- **THE REQUEST**
Rewrite the entries as a numbered list, from the line with "candle — [179, 146, 183, 194]" to the line with "session-time: 08:13 PM — [183, 63, 223, 73]", both included. Leave out any blank lines.

__________

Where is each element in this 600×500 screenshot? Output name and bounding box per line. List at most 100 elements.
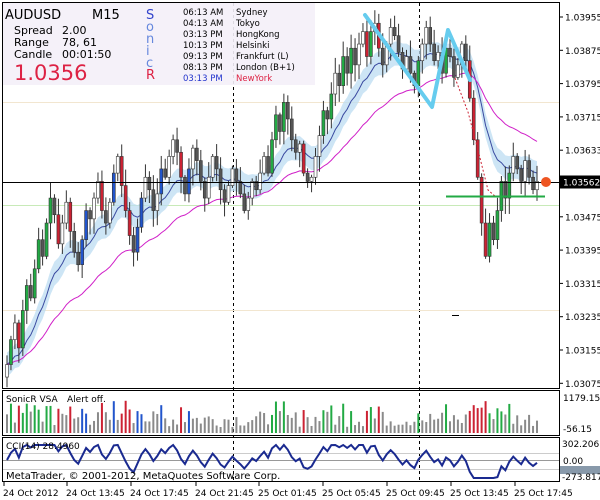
candle — [179, 146, 183, 194]
candle — [293, 133, 298, 160]
vsa-bar — [211, 419, 214, 433]
main-chart-frame — [2, 2, 560, 389]
candle — [115, 153, 120, 182]
vsa-bar — [231, 426, 234, 433]
candle — [369, 19, 373, 65]
market-sessions: 06:13 AM Sydney 04:13 AM Tokyo 03:13 PM HongK… — [183, 8, 295, 84]
vsa-bar — [247, 422, 250, 433]
candle — [40, 229, 45, 266]
session-name: London (B+1) — [236, 63, 295, 73]
time-tick-label: 25 Oct 05:45 — [322, 489, 381, 499]
vsa-bar — [326, 411, 329, 433]
vsa-bar — [464, 414, 467, 433]
signal-dot — [541, 177, 551, 187]
vsa-bar — [480, 407, 483, 433]
vsa-bar — [532, 425, 535, 433]
vsa-bar — [227, 419, 230, 433]
candle — [135, 218, 140, 261]
vsa-bar — [445, 404, 448, 433]
vsa-bar — [476, 408, 479, 433]
session-time: 03:13 PM — [183, 30, 223, 40]
vsa-bar — [61, 413, 64, 433]
vsa-bar — [377, 406, 380, 433]
candle — [258, 159, 262, 194]
vsa-bar — [433, 419, 436, 433]
vsa-bar — [302, 410, 305, 433]
candle — [88, 207, 92, 235]
candle — [432, 29, 436, 66]
candle — [32, 259, 37, 304]
candle — [242, 184, 247, 214]
session-name: Helsinki — [236, 41, 269, 51]
vsa-bar — [346, 426, 349, 433]
candle — [187, 158, 191, 203]
candle — [428, 16, 433, 52]
price-tick-label: 1.03875 — [565, 47, 600, 57]
vsa-bar — [330, 405, 333, 433]
vsa-bar — [456, 419, 459, 433]
candle — [365, 15, 369, 67]
vsa-bar — [9, 403, 12, 433]
session-time: 08:13 PM — [183, 63, 223, 73]
candle — [341, 41, 345, 94]
vsa-bar — [282, 401, 285, 433]
candle — [80, 235, 84, 279]
vsa-bar — [286, 414, 289, 433]
cci-upper-tag — [560, 439, 600, 449]
vsa-bar — [290, 417, 293, 433]
candle — [452, 48, 456, 87]
vsa-bar — [45, 406, 48, 433]
candle — [234, 159, 239, 196]
candle — [424, 20, 429, 60]
candle — [286, 95, 290, 135]
candle — [147, 171, 152, 203]
candle — [218, 157, 223, 205]
candle — [191, 144, 195, 186]
vsa-bar — [536, 420, 538, 433]
candle — [210, 154, 215, 182]
vsa-bar — [389, 421, 392, 433]
candle — [487, 213, 492, 263]
candle — [313, 147, 318, 185]
price-tick-label: 1.03075 — [565, 380, 600, 390]
candle — [123, 169, 128, 218]
vsa-bar — [17, 405, 20, 433]
candle — [64, 190, 69, 230]
vsa-bar — [136, 411, 139, 433]
vsa-bar — [140, 414, 143, 433]
candle — [349, 34, 353, 89]
price-tick-label: 1.03795 — [565, 80, 600, 90]
candle — [325, 106, 330, 135]
vsa-bar — [421, 420, 424, 433]
candle — [483, 208, 488, 259]
vsa-bar — [6, 414, 8, 433]
sonic-letter: S — [146, 8, 154, 23]
vsa-bar — [322, 410, 325, 433]
time-tick-label: 24 Oct 17:45 — [130, 489, 189, 499]
vsa-bar — [223, 419, 226, 433]
vsa-bar — [425, 422, 428, 433]
candle — [321, 100, 326, 144]
candle — [345, 47, 349, 86]
candle — [246, 191, 251, 220]
candle-label: Candle — [14, 48, 52, 61]
vsa-bar — [405, 421, 408, 433]
vsa-bar — [413, 421, 416, 433]
vsa-bar — [373, 418, 376, 433]
candle — [214, 144, 219, 182]
candle — [392, 15, 397, 41]
cci-title: CCI(14) 28.4960 — [6, 442, 80, 452]
vsa-bar — [183, 422, 186, 433]
vsa-bar — [251, 420, 254, 433]
vsa-bar — [259, 411, 262, 433]
vsa-max-label: 1179.15 — [563, 394, 600, 404]
vsa-bar — [160, 405, 163, 433]
vsa-bar — [100, 402, 103, 433]
candle — [278, 112, 282, 145]
candle — [491, 215, 496, 246]
candle — [44, 218, 49, 260]
vsa-bar — [168, 426, 171, 433]
vsa-bar — [512, 423, 515, 433]
range-value: 78, 61 — [62, 36, 97, 49]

__________

- **WRITTEN SOLUTION**
1. candle — [179, 146, 183, 194]
2. candle — [293, 133, 298, 160]
3. vsa-bar — [211, 419, 214, 433]
4. main-chart-frame — [2, 2, 560, 389]
5. candle — [115, 153, 120, 182]
6. vsa-bar — [231, 426, 234, 433]
7. candle — [369, 19, 373, 65]
8. market-sessions: 06:13 AM Sydney 04:13 AM Tokyo 03:13 PM HongK… — [183, 8, 295, 84]
9. vsa-bar — [247, 422, 250, 433]
10. candle — [40, 229, 45, 266]
11. session-name: London (B+1) — [236, 63, 295, 73]
12. time-tick-label: 25 Oct 05:45 — [322, 489, 381, 499]
13. vsa-bar — [326, 411, 329, 433]
14. vsa-bar — [464, 414, 467, 433]
15. signal-dot — [541, 177, 551, 187]
16. vsa-bar — [480, 407, 483, 433]
17. vsa-bar — [532, 425, 535, 433]
18. vsa-bar — [227, 419, 230, 433]
19. candle — [135, 218, 140, 261]
20. vsa-bar — [445, 404, 448, 433]
21. vsa-bar — [476, 408, 479, 433]
22. session-time: 03:13 PM — [183, 30, 223, 40]
23. vsa-bar — [61, 413, 64, 433]
24. vsa-bar — [377, 406, 380, 433]
25. candle — [258, 159, 262, 194]
26. vsa-bar — [433, 419, 436, 433]
27. vsa-bar — [302, 410, 305, 433]
28. candle — [88, 207, 92, 235]
29. candle — [432, 29, 436, 66]
30. candle — [32, 259, 37, 304]
31. candle — [242, 184, 247, 214]
32. session-name: Helsinki — [236, 41, 269, 51]
33. vsa-bar — [346, 426, 349, 433]
34. candle — [187, 158, 191, 203]
35. candle — [428, 16, 433, 52]
36. price-tick-label: 1.03875 — [565, 47, 600, 57]
37. vsa-bar — [330, 405, 333, 433]
38. vsa-bar — [456, 419, 459, 433]
39. candle — [365, 15, 369, 67]
40. vsa-bar — [9, 403, 12, 433]
41. session-time: 08:13 PM — [183, 63, 223, 73]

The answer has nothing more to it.